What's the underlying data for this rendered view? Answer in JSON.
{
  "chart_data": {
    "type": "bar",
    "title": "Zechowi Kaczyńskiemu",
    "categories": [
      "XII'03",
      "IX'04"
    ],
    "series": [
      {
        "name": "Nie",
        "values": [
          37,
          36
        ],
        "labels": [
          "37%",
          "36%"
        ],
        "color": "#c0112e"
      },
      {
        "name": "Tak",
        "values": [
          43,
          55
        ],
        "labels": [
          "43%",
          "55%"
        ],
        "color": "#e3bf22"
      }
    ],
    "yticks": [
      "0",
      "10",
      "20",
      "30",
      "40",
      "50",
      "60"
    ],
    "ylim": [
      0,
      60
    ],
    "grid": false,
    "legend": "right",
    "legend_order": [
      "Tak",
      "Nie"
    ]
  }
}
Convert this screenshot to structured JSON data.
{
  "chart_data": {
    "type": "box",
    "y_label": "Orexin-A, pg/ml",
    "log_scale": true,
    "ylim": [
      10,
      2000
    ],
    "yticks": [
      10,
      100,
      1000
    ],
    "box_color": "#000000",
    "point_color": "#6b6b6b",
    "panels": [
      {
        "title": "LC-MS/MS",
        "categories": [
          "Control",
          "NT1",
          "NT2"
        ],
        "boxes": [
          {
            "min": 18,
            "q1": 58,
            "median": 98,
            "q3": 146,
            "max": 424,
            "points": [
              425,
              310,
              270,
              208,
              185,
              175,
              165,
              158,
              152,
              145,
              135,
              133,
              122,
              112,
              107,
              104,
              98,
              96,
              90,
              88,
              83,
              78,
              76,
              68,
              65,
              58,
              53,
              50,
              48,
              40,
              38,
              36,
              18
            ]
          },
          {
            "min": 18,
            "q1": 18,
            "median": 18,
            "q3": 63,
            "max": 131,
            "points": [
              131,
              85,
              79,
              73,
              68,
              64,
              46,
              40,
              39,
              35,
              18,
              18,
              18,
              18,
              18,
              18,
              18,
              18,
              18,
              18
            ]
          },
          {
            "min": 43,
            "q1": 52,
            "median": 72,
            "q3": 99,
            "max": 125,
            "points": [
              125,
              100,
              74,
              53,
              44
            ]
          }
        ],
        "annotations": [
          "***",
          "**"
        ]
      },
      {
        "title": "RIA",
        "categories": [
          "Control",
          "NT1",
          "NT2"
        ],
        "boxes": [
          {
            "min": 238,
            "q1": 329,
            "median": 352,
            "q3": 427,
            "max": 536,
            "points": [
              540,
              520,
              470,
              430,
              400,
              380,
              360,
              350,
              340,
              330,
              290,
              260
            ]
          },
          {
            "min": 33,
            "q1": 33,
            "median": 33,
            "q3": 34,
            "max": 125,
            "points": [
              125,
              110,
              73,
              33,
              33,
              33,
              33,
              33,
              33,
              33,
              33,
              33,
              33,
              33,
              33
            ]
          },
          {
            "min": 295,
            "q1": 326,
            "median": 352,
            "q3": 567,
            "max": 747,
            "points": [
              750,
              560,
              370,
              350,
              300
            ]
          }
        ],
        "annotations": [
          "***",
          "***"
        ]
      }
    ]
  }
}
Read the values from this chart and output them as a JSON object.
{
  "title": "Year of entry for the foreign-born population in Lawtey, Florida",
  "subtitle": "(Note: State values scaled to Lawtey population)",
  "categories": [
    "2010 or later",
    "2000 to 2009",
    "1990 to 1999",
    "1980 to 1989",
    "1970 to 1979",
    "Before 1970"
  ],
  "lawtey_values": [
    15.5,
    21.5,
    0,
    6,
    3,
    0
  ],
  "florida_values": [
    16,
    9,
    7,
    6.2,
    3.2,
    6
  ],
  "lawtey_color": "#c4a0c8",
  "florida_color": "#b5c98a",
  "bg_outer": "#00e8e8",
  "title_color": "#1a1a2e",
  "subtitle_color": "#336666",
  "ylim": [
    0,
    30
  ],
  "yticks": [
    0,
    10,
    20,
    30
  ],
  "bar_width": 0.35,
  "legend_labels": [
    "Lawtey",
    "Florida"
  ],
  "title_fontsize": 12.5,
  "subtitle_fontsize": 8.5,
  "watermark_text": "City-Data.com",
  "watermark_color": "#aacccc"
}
··········
◆ What needs to be done:
Show every line in the records above that contains the word "population".

◆ Response to this exercise:
  "title": "Year of entry for the foreign-born population in Lawtey, Florida",
  "subtitle": "(Note: State values scaled to Lawtey population)",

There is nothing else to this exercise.